Quote the listing lines from the one containing "List UI elements" through the one containing "menu-share[interactable]: Share xyxy=(345,208,665,240)", both included, and nothing else.

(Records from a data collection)
● ● ●

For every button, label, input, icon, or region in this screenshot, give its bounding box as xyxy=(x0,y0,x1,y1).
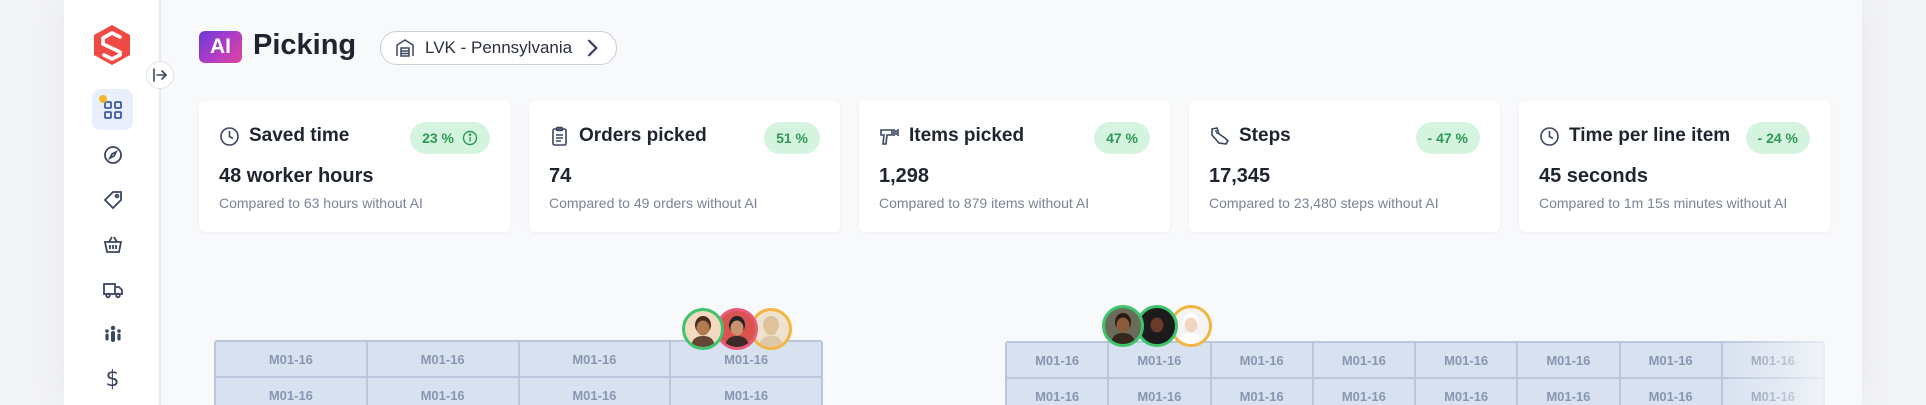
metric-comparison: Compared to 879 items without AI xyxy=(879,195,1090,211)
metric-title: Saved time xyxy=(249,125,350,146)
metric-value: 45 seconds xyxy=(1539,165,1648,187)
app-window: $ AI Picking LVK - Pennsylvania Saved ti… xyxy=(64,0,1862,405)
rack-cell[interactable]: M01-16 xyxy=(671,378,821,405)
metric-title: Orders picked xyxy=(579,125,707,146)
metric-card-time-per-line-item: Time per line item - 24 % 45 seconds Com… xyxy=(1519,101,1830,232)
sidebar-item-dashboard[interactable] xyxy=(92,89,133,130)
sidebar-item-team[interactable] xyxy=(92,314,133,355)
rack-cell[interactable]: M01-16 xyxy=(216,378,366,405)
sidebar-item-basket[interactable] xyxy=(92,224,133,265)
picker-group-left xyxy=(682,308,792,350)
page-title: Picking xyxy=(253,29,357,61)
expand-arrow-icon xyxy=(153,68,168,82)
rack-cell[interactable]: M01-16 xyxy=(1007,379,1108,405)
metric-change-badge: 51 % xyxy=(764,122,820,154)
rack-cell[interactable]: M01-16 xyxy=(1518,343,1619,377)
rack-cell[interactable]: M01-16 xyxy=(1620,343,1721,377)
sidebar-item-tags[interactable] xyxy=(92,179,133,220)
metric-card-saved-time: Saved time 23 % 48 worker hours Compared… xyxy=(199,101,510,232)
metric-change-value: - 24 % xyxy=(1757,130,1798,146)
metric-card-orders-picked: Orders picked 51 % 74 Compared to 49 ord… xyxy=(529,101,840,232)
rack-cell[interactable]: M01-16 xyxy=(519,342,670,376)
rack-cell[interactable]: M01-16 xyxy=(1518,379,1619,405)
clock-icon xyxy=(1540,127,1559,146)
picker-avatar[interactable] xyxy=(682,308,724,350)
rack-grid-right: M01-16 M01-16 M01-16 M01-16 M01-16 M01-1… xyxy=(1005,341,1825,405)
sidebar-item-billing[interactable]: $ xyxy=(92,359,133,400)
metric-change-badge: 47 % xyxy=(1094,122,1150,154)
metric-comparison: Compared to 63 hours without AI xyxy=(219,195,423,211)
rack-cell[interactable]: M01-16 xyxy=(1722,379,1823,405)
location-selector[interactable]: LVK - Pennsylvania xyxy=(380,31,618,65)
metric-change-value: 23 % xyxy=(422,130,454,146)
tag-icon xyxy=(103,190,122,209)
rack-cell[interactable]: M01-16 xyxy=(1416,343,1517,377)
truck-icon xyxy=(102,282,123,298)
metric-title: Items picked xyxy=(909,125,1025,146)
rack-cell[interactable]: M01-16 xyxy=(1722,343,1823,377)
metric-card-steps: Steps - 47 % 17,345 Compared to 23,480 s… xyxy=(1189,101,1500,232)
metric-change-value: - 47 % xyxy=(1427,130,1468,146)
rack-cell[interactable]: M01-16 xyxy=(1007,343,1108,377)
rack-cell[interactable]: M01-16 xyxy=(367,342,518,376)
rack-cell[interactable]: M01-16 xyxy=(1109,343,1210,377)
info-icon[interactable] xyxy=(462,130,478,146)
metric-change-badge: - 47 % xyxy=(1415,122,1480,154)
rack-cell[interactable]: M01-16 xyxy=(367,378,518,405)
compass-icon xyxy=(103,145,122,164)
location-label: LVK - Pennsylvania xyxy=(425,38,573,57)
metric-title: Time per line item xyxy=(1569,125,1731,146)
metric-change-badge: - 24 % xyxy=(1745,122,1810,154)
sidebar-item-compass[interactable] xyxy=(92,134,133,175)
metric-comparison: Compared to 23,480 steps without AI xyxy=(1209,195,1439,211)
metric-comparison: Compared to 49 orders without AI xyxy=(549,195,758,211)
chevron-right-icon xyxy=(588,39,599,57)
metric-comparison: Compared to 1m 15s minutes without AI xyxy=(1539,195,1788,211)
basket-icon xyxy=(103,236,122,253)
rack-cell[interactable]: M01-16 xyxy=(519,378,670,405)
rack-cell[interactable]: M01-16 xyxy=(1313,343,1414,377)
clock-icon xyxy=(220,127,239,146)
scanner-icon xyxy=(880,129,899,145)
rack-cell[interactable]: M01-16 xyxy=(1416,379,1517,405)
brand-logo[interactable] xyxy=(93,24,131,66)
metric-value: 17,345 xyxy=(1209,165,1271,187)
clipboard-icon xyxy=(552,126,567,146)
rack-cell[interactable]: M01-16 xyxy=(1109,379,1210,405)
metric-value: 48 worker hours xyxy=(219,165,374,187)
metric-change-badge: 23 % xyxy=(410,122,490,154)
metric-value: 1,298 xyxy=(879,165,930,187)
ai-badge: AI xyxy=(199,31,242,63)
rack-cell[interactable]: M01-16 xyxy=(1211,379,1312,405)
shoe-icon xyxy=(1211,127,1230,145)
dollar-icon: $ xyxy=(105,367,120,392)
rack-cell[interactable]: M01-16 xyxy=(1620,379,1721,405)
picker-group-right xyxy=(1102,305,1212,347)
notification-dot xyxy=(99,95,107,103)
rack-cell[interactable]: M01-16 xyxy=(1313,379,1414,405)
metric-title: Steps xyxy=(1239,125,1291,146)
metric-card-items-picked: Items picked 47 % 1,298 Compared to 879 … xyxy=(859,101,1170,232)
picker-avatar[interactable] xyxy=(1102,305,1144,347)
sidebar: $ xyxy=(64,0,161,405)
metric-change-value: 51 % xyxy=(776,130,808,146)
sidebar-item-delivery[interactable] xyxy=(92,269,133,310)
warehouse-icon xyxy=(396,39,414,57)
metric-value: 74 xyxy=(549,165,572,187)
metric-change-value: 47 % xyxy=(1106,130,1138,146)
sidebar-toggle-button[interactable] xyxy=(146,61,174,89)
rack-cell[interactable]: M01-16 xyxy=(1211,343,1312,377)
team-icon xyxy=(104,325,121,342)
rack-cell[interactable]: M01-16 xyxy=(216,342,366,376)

● ● ●

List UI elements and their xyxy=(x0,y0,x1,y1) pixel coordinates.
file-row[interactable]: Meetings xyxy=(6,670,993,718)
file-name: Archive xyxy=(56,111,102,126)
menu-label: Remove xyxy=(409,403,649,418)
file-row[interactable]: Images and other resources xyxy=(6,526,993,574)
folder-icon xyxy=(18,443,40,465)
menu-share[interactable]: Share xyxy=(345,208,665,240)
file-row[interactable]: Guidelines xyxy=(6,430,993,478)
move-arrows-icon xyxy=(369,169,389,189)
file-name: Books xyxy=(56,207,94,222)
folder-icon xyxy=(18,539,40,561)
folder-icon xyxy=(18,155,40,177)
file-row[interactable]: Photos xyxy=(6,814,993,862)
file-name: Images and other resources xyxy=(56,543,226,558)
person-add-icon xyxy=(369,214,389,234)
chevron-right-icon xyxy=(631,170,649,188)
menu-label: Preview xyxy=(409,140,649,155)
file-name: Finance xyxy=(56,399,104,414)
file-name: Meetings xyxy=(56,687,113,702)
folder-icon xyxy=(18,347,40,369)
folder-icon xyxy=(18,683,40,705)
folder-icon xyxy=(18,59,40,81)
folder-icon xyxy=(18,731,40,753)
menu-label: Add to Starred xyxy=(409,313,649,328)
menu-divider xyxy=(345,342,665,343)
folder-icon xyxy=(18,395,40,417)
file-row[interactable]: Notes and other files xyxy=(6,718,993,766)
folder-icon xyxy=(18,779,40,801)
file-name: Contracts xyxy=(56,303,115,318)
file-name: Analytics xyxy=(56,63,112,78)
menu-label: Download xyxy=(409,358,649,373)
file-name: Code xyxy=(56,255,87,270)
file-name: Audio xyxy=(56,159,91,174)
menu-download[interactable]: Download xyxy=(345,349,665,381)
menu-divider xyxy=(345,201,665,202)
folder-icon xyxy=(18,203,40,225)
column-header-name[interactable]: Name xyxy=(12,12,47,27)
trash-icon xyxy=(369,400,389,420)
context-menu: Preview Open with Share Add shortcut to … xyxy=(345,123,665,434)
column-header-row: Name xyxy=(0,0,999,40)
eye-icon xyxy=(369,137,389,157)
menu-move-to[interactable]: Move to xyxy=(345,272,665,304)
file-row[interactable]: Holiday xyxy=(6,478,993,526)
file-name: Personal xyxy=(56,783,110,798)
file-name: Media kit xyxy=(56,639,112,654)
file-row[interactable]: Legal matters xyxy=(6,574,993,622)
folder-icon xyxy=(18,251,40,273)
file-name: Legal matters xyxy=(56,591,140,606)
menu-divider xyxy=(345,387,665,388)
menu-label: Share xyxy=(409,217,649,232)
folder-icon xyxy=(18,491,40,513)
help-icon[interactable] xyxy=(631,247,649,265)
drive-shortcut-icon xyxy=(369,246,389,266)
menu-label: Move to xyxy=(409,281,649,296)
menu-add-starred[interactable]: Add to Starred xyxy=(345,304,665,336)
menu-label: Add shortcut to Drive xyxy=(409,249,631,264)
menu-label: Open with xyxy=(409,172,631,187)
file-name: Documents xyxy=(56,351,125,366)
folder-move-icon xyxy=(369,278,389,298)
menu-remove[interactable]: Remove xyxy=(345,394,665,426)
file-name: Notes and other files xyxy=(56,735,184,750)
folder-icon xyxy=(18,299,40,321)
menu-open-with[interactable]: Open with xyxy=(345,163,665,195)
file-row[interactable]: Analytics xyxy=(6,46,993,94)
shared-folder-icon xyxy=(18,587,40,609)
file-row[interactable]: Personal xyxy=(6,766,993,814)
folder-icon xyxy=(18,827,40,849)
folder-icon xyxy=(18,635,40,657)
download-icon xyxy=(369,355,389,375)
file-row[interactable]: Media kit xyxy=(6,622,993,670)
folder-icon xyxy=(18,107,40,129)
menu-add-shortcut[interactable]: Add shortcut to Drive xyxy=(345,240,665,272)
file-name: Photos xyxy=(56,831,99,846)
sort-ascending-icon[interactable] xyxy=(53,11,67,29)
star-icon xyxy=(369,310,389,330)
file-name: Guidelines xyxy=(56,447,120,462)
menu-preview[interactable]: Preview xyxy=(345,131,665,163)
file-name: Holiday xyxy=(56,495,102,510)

● ● ●

• [Result of the task]:
List UI elements and their xyxy=(x0,y0,x1,y1) pixel coordinates.
file-row[interactable]: Meetings xyxy=(6,670,993,718)
file-name: Archive xyxy=(56,111,102,126)
menu-label: Remove xyxy=(409,403,649,418)
file-row[interactable]: Images and other resources xyxy=(6,526,993,574)
folder-icon xyxy=(18,443,40,465)
menu-share[interactable]: Share xyxy=(345,208,665,240)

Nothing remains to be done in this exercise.